■ **What is expected**
For the listing underneath, give the count of lines containing the string "Time" and nothing further.

■ **Source data**
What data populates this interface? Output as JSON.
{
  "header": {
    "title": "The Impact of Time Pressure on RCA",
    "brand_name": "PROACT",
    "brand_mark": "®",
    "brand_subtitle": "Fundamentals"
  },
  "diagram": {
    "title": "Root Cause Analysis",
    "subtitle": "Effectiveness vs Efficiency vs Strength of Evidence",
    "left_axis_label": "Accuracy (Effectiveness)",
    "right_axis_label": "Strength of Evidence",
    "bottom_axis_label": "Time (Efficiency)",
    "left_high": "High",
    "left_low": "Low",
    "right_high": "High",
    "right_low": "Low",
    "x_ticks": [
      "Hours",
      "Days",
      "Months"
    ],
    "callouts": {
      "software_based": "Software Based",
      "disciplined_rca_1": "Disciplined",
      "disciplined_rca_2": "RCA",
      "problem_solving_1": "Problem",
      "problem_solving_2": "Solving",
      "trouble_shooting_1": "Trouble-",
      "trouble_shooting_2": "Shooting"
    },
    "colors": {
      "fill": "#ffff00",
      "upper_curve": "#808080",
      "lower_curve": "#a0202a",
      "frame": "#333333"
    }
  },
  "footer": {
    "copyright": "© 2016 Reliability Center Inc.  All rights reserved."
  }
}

■ **Written solution**
2